Region annotation records
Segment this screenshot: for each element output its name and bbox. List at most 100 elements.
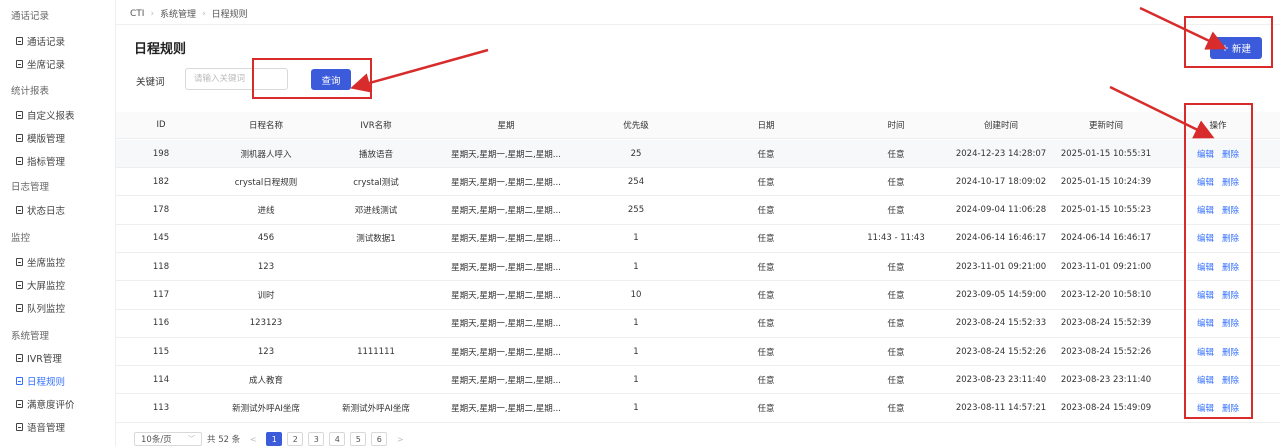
delete-link[interactable]: 删除 xyxy=(1222,232,1239,244)
table-cell: 254 xyxy=(627,176,645,187)
table-cell: 1 xyxy=(633,233,639,244)
edit-link[interactable]: 编辑 xyxy=(1197,317,1214,329)
page-button[interactable]: 3 xyxy=(308,432,325,446)
sidebar-item[interactable]: 满意度评价 xyxy=(16,397,75,411)
page-button[interactable]: 1 xyxy=(266,432,283,446)
table-cell: 1 xyxy=(633,318,639,329)
edit-link[interactable]: 编辑 xyxy=(1197,148,1214,160)
page-button[interactable]: 4 xyxy=(329,432,346,446)
column-header: 优先级 xyxy=(623,121,649,131)
sidebar-item[interactable]: 状态日志 xyxy=(16,203,65,217)
table-cell: 新测试外呼AI坐席 xyxy=(232,404,300,415)
table-cell: 2023-08-24 15:52:33 xyxy=(955,318,1047,329)
chevron-down-icon: ﹀ xyxy=(188,435,195,443)
document-icon xyxy=(16,60,23,68)
page-button[interactable]: 6 xyxy=(371,432,388,446)
edit-link[interactable]: 编辑 xyxy=(1197,261,1214,273)
table-cell: 星期天,星期一,星期二,星期... xyxy=(451,177,561,188)
table-row: 178 进线 邓进线测试 星期天,星期一,星期二,星期... 255 任意 任意 2024-0… xyxy=(116,197,1280,225)
sidebar-item-label: 日程规则 xyxy=(27,377,66,388)
next-page-button[interactable]: > xyxy=(392,432,408,446)
breadcrumb-item-system[interactable]: 系统管理 xyxy=(160,7,196,20)
table-cell: 1 xyxy=(633,403,639,414)
table-row: 117 训时 星期天,星期一,星期二,星期... 10 任意 任意 2023-09-05 1… xyxy=(116,282,1280,310)
page-button[interactable]: 5 xyxy=(350,432,367,446)
table-cell: 新测试外呼AI坐席 xyxy=(342,404,410,415)
sidebar-item-label: 队列监控 xyxy=(27,304,66,315)
table-cell: 任意 xyxy=(887,375,905,386)
table-cell: 117 xyxy=(152,290,170,300)
divider xyxy=(116,24,1280,25)
edit-link[interactable]: 编辑 xyxy=(1197,204,1214,216)
page-size-select[interactable]: 10条/页 ﹀ xyxy=(134,432,202,446)
page-button[interactable]: 2 xyxy=(287,432,304,446)
document-icon xyxy=(16,37,23,45)
prev-page-button[interactable]: < xyxy=(245,432,261,446)
edit-link[interactable]: 编辑 xyxy=(1197,346,1214,358)
table-cell: 任意 xyxy=(757,291,775,301)
sidebar-item[interactable]: 自定义报表 xyxy=(16,108,75,122)
sidebar-item[interactable]: 语音管理 xyxy=(16,420,65,434)
sidebar-item[interactable]: IVR管理 xyxy=(16,351,62,365)
keyword-input[interactable] xyxy=(185,68,288,90)
table-cell: 星期天,星期一,星期二,星期... xyxy=(451,291,561,301)
document-icon xyxy=(16,304,23,312)
table-cell: 2023-08-24 15:52:26 xyxy=(955,346,1047,357)
sidebar-item[interactable]: 坐席记录 xyxy=(16,57,65,71)
sidebar-item-label: 语音管理 xyxy=(27,423,66,434)
table-cell: 任意 xyxy=(757,234,775,245)
table-cell: 123123 xyxy=(249,318,283,329)
sidebar-item[interactable]: 日程规则 xyxy=(16,374,65,388)
table-cell: 任意 xyxy=(887,319,905,330)
edit-link[interactable]: 编辑 xyxy=(1197,232,1214,244)
sidebar-item[interactable]: 队列监控 xyxy=(16,301,65,315)
sidebar-item[interactable]: 指标管理 xyxy=(16,154,65,168)
sidebar-item-label: 坐席监控 xyxy=(27,258,66,269)
sidebar-item[interactable]: 通话记录 xyxy=(16,34,65,48)
sidebar-item[interactable]: 坐席监控 xyxy=(16,255,65,269)
sidebar-item[interactable]: 大屏监控 xyxy=(16,278,65,292)
table-cell xyxy=(326,253,426,280)
table-header: ID 日程名称 IVR名称 星期 优先级 日期 时间 创建时间 更新时间 操作 xyxy=(116,112,1280,139)
document-icon xyxy=(16,281,23,289)
table-row: 198 测机器人呼入 播放语音 星期天,星期一,星期二,星期... 25 任意 任意 2024… xyxy=(116,140,1280,168)
table-cell: 1 xyxy=(633,261,639,272)
table-row: 115 123 1111111 星期天,星期一,星期二,星期... 1 任意 任意 2023-… xyxy=(116,338,1280,367)
table-cell: 播放语音 xyxy=(358,149,393,160)
table-cell: 星期天,星期一,星期二,星期... xyxy=(451,375,561,386)
breadcrumb-item-cti[interactable]: CTI xyxy=(130,9,144,19)
delete-link[interactable]: 删除 xyxy=(1222,148,1239,160)
edit-link[interactable]: 编辑 xyxy=(1197,374,1214,386)
table-cell: 2024-09-04 11:06:28 xyxy=(955,205,1047,216)
table-cell: 任意 xyxy=(757,404,775,415)
table-cell: 测试数据1 xyxy=(356,234,396,245)
new-button[interactable]: + 新建 xyxy=(1210,37,1262,59)
column-header: IVR名称 xyxy=(360,121,392,131)
table-cell: 任意 xyxy=(757,262,775,273)
delete-link[interactable]: 删除 xyxy=(1222,402,1239,414)
delete-link[interactable]: 删除 xyxy=(1222,374,1239,386)
table-cell: 2024-06-14 16:46:17 xyxy=(1060,233,1152,244)
table-cell: 1 xyxy=(633,346,639,357)
edit-link[interactable]: 编辑 xyxy=(1197,176,1214,188)
delete-link[interactable]: 删除 xyxy=(1222,289,1239,301)
table-cell: 1 xyxy=(633,374,639,385)
column-header: 创建时间 xyxy=(983,121,1018,131)
delete-link[interactable]: 删除 xyxy=(1222,176,1239,188)
row-actions: 编辑 删除 xyxy=(1156,225,1280,252)
new-button-label: 新建 xyxy=(1231,44,1251,55)
delete-link[interactable]: 删除 xyxy=(1222,346,1239,358)
table-cell: 255 xyxy=(627,205,645,216)
document-icon xyxy=(16,111,23,119)
table-cell: 星期天,星期一,星期二,星期... xyxy=(451,404,561,415)
sidebar-item[interactable]: 模版管理 xyxy=(16,131,65,145)
table-cell: 2023-09-05 14:59:00 xyxy=(955,290,1047,300)
delete-link[interactable]: 删除 xyxy=(1222,261,1239,273)
edit-link[interactable]: 编辑 xyxy=(1197,289,1214,301)
delete-link[interactable]: 删除 xyxy=(1222,317,1239,329)
edit-link[interactable]: 编辑 xyxy=(1197,402,1214,414)
table-cell: 145 xyxy=(152,233,170,244)
query-button[interactable]: 查询 xyxy=(311,69,351,90)
delete-link[interactable]: 删除 xyxy=(1222,204,1239,216)
document-icon xyxy=(16,354,23,362)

__Goal__: Express each line of the material above as a Markdown table with the columns "Row" and "Line," giving every line its own numbered row and skipping blank lines. Leave the pictures out of the table.

__Completed exercise__:
| Row | Line |
|---|---|
| 1 | Segment this screenshot: for each element output its name and bbox. List at most 100 elements. |
| 2 | delete-link[interactable]: 删除 xyxy=(1222,232,1239,244) |
| 3 | table-cell: 254 xyxy=(627,176,645,187) |
| 4 | table-cell: 1 xyxy=(633,233,639,244) |
| 5 | edit-link[interactable]: 编辑 xyxy=(1197,317,1214,329) |
| 6 | page-button[interactable]: 3 xyxy=(308,432,325,446) |
| 7 | sidebar-item[interactable]: 满意度评价 xyxy=(16,397,75,411) |
| 8 | page-button[interactable]: 1 xyxy=(266,432,283,446) |
| 9 | table-cell: 1 xyxy=(633,318,639,329) |
| 10 | edit-link[interactable]: 编辑 xyxy=(1197,148,1214,160) |
| 11 | page-button[interactable]: 4 xyxy=(329,432,346,446) |
| 12 | column-header: 优先级 xyxy=(623,121,649,131) |
| 13 | sidebar-item[interactable]: 状态日志 xyxy=(16,203,65,217) |
| 14 | table-cell: 新测试外呼AI坐席 xyxy=(232,404,300,415) |
| 15 | table-cell: 2023-08-24 15:52:33 xyxy=(955,318,1047,329) |
| 16 | chevron-down-icon: ﹀ xyxy=(188,435,195,443) |
| 17 | document-icon xyxy=(16,60,23,68) |
| 18 | page-button[interactable]: 6 xyxy=(371,432,388,446) |
| 19 | edit-link[interactable]: 编辑 xyxy=(1197,261,1214,273) |
| 20 | table-cell: 星期天,星期一,星期二,星期... xyxy=(451,177,561,188) |
| 21 | table-row: 178 进线 邓进线测试 星期天,星期一,星期二,星期... 255 任意 任意 2024-0… xyxy=(116,197,1280,225) |
| 22 | sidebar-item-label: 日程规则 xyxy=(27,377,66,388) |
| 23 | next-page-button[interactable]: > xyxy=(392,432,408,446) |
| 24 | breadcrumb-item-system[interactable]: 系统管理 xyxy=(160,7,196,20) |
| 25 | table-cell: 1 xyxy=(633,403,639,414) |
| 26 | table-row: 117 训时 星期天,星期一,星期二,星期... 10 任意 任意 2023-09-05 1… xyxy=(116,282,1280,310) |
| 27 | page-button[interactable]: 5 xyxy=(350,432,367,446) |
| 28 | table-cell: 新测试外呼AI坐席 xyxy=(342,404,410,415) |
| 29 | sidebar-item-label: 队列监控 xyxy=(27,304,66,315) |
| 30 | table-cell: 任意 xyxy=(887,375,905,386) |
| 31 | table-cell: 117 xyxy=(152,290,170,300) |
| 32 | divider xyxy=(116,24,1280,25) |
| 33 | edit-link[interactable]: 编辑 xyxy=(1197,204,1214,216) |
| 34 | page-size-select[interactable]: 10条/页 ﹀ xyxy=(134,432,202,446) |
| 35 | page-button[interactable]: 2 xyxy=(287,432,304,446) |
| 36 | document-icon xyxy=(16,37,23,45) |
| 37 | prev-page-button[interactable]: < xyxy=(245,432,261,446) |
| 38 | edit-link[interactable]: 编辑 xyxy=(1197,346,1214,358) |
| 39 | table-cell: 任意 xyxy=(757,291,775,301) |
| 40 | sidebar-item[interactable]: 自定义报表 xyxy=(16,108,75,122) |
| 41 | sidebar-item[interactable]: 语音管理 xyxy=(16,420,65,434) |
| 42 | sidebar-item[interactable]: IVR管理 xyxy=(16,351,62,365) |
| 43 | keyword-input[interactable] xyxy=(185,68,288,90) |
| 44 | table-cell: 星期天,星期一,星期二,星期... xyxy=(451,291,561,301) |
| 45 | document-icon xyxy=(16,304,23,312) |
| 46 | table-cell: 2023-08-24 15:52:26 xyxy=(955,346,1047,357) |
| 47 | sidebar-item[interactable]: 坐席记录 xyxy=(16,57,65,71) |
| 48 | sidebar-item-label: 语音管理 xyxy=(27,423,66,434) |
| 49 | table-cell: 任意 xyxy=(757,234,775,245) |
| 50 | table-cell: 123123 xyxy=(249,318,283,329) |
| 51 | sidebar-item[interactable]: 日程规则 xyxy=(16,374,65,388) |
| 52 | table-cell: 任意 xyxy=(887,319,905,330) |
| 53 | edit-link[interactable]: 编辑 xyxy=(1197,232,1214,244) |
| 54 | sidebar-item[interactable]: 队列监控 xyxy=(16,301,65,315) |
| 55 | sidebar-item[interactable]: 指标管理 xyxy=(16,154,65,168) |
| 56 | sidebar-item-label: 坐席监控 xyxy=(27,258,66,269) |
| 57 | sidebar-item[interactable]: 通话记录 xyxy=(16,34,65,48) |
| 58 | sidebar-item[interactable]: 坐席监控 xyxy=(16,255,65,269) |
| 59 | sidebar-item[interactable]: 大屏监控 xyxy=(16,278,65,292) |
| 60 | table-cell xyxy=(326,253,426,280) |
| 61 | table-header: ID 日程名称 IVR名称 星期 优先级 日期 时间 创建时间 更新时间 操作 xyxy=(116,112,1280,139) |
| 62 | document-icon xyxy=(16,281,23,289) |
| 63 | table-row: 198 测机器人呼入 播放语音 星期天,星期一,星期二,星期... 25 任意 任意 2024… xyxy=(116,140,1280,168) |
| 64 | table-cell: 1 xyxy=(633,261,639,272) |
| 65 | table-row: 115 123 1111111 星期天,星期一,星期二,星期... 1 任意 任意 2023-… xyxy=(116,338,1280,367) |
| 66 | table-cell: 播放语音 xyxy=(358,149,393,160) |
| 67 | table-cell: 星期天,星期一,星期二,星期... xyxy=(451,375,561,386) |
| 68 | breadcrumb-item-cti[interactable]: CTI xyxy=(130,9,144,19) |
| 69 | delete-link[interactable]: 删除 xyxy=(1222,148,1239,160) |
| 70 | edit-link[interactable]: 编辑 xyxy=(1197,374,1214,386) |
| 71 | table-cell: 2024-09-04 11:06:28 xyxy=(955,205,1047,216) |
| 72 | table-cell: 任意 xyxy=(757,404,775,415) |
| 73 | table-cell: 测试数据1 xyxy=(356,234,396,245) |
| 74 | new-button[interactable]: + 新建 xyxy=(1210,37,1262,59) |
| 75 | column-header: IVR名称 xyxy=(360,121,392,131) |
| 76 | table-cell: 任意 xyxy=(757,262,775,273) |
| 77 | delete-link[interactable]: 删除 xyxy=(1222,402,1239,414) |
| 78 | delete-link[interactable]: 删除 xyxy=(1222,374,1239,386) |
| 79 | table-cell: 2024-06-14 16:46:17 xyxy=(1060,233,1152,244) |
| 80 | table-cell: 1 xyxy=(633,346,639,357) |
| 81 | edit-link[interactable]: 编辑 xyxy=(1197,176,1214,188) |
| 82 | delete-link[interactable]: 删除 xyxy=(1222,289,1239,301) |
| 83 | table-cell: 1 xyxy=(633,374,639,385) |
| 84 | column-header: 创建时间 xyxy=(983,121,1018,131) |
| 85 | delete-link[interactable]: 删除 xyxy=(1222,176,1239,188) |
| 86 | row-actions: 编辑 删除 xyxy=(1156,225,1280,252) |
| 87 | new-button-label: 新建 xyxy=(1231,44,1251,55) |
| 88 | delete-link[interactable]: 删除 xyxy=(1222,346,1239,358) |
| 89 | table-cell: 255 xyxy=(627,205,645,216) |
| 90 | document-icon xyxy=(16,111,23,119) |
| 91 | table-cell: 星期天,星期一,星期二,星期... xyxy=(451,404,561,415) |
| 92 | sidebar-item[interactable]: 模版管理 xyxy=(16,131,65,145) |
| 93 | table-cell: 2023-09-05 14:59:00 xyxy=(955,290,1047,300) |
| 94 | delete-link[interactable]: 删除 xyxy=(1222,261,1239,273) |
| 95 | edit-link[interactable]: 编辑 xyxy=(1197,289,1214,301) |
| 96 | delete-link[interactable]: 删除 xyxy=(1222,317,1239,329) |
| 97 | edit-link[interactable]: 编辑 xyxy=(1197,402,1214,414) |
| 98 | table-cell: 145 xyxy=(152,233,170,244) |
| 99 | query-button[interactable]: 查询 xyxy=(311,69,351,90) |
| 100 | delete-link[interactable]: 删除 xyxy=(1222,204,1239,216) |
| 101 | document-icon xyxy=(16,354,23,362) |